**TASK GOAL**
Say how many lines hold the string "обслуживанию", and nothing more.

Entries from a dataset

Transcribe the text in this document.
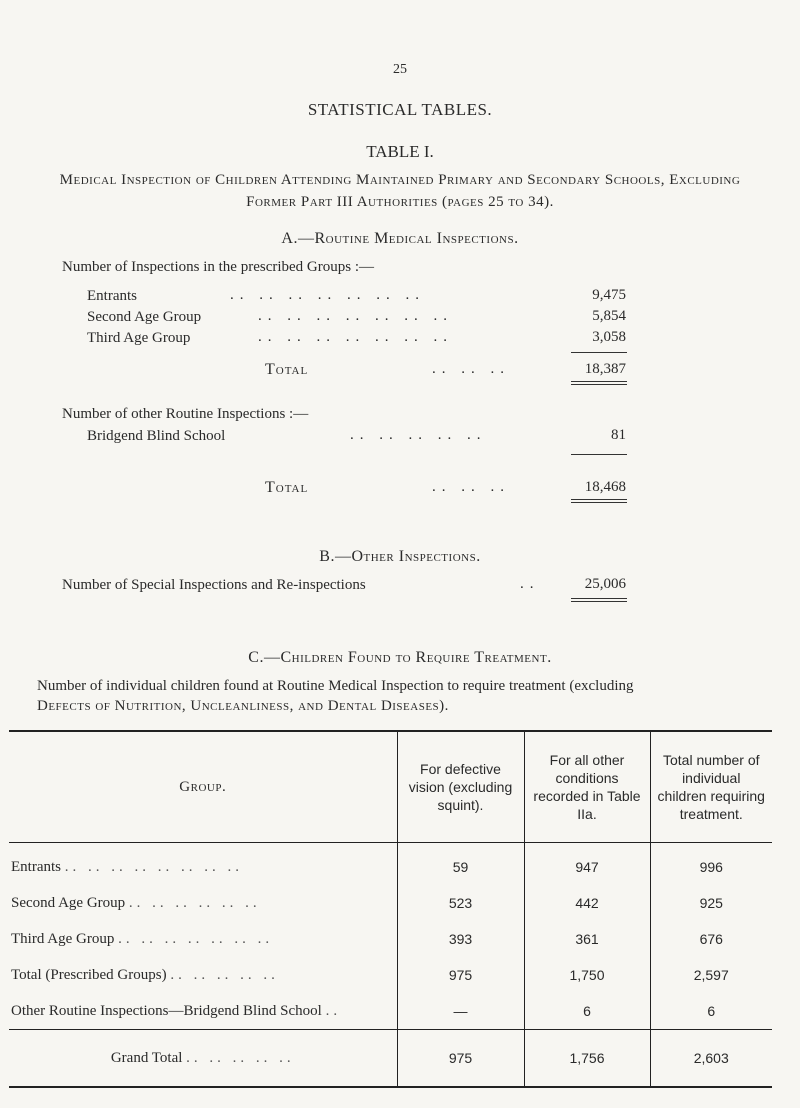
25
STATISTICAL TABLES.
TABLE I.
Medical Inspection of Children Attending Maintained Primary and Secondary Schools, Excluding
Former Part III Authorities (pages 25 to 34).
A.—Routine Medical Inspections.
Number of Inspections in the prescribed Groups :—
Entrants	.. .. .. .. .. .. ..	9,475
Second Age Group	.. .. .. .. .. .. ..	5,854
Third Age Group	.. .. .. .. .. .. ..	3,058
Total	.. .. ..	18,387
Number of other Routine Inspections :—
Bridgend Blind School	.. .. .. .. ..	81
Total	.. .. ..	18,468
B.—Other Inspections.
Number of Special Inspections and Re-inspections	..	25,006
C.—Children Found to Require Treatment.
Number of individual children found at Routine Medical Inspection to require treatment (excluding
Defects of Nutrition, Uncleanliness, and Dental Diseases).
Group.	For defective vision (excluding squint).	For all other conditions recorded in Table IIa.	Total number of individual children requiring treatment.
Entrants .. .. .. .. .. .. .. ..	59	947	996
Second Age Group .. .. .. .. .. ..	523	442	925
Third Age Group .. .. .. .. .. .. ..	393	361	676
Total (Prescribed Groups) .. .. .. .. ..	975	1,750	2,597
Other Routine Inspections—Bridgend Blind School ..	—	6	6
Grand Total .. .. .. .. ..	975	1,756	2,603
---
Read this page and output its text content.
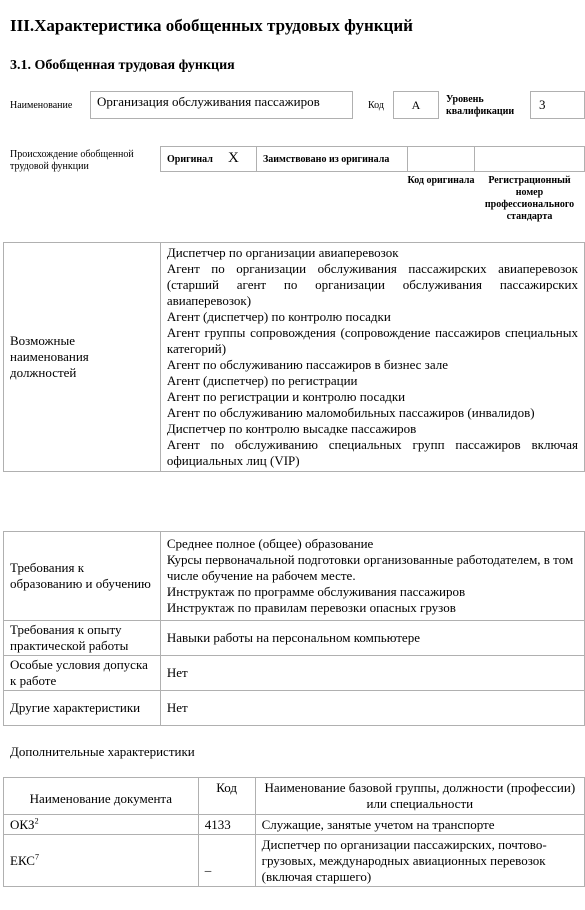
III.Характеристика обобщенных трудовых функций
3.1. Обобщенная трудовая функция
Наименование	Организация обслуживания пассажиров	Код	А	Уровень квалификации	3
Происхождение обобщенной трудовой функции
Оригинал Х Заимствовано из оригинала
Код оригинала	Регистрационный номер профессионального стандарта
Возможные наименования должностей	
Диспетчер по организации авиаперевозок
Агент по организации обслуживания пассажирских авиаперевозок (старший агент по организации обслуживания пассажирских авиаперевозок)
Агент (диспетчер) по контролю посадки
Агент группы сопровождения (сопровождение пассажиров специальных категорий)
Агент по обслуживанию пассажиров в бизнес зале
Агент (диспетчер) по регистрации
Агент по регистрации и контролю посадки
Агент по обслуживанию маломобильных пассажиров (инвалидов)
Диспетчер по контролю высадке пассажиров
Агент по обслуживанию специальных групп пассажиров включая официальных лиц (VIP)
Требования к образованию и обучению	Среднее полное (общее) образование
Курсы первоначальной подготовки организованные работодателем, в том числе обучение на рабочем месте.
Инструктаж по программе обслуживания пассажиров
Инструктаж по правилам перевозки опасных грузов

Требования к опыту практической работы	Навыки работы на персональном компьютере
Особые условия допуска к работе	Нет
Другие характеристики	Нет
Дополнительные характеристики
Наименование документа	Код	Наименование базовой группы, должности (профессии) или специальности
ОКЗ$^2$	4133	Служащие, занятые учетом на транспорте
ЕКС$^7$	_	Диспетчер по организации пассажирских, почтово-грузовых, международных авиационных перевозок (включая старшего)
---
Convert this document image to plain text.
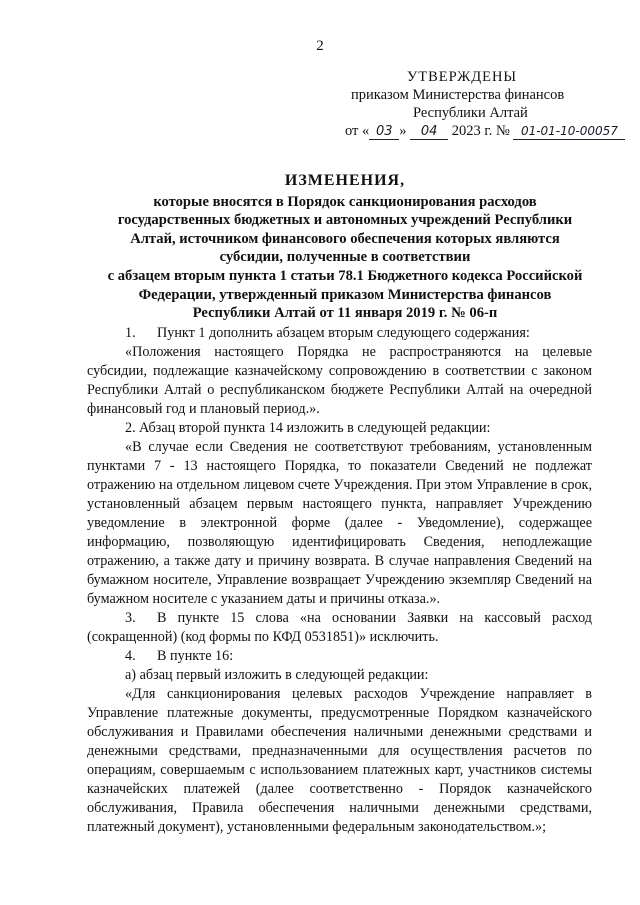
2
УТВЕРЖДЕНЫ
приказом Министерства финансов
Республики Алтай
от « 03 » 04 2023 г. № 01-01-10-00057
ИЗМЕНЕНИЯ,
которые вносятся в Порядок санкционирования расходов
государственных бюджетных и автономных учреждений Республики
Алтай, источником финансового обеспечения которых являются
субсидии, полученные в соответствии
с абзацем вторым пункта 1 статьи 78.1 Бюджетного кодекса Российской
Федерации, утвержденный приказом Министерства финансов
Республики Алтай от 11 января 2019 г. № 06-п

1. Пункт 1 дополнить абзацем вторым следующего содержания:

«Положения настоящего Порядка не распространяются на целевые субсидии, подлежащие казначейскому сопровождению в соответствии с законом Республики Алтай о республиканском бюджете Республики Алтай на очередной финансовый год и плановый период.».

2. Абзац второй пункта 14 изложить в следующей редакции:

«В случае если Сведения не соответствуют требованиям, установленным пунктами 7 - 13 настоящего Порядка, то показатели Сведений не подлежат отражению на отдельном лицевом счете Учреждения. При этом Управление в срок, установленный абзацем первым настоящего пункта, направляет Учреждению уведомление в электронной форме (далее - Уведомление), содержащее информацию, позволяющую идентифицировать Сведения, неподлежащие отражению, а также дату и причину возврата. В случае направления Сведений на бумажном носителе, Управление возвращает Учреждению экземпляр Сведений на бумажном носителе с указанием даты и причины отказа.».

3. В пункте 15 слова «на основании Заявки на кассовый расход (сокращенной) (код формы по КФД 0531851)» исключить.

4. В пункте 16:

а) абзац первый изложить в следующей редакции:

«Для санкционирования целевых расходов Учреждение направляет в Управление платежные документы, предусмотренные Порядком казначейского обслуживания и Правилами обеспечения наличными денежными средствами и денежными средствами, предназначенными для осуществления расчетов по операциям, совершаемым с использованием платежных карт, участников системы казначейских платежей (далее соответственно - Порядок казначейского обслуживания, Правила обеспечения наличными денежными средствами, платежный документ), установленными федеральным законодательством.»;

**OUTPUT FOR THIS TASK**
3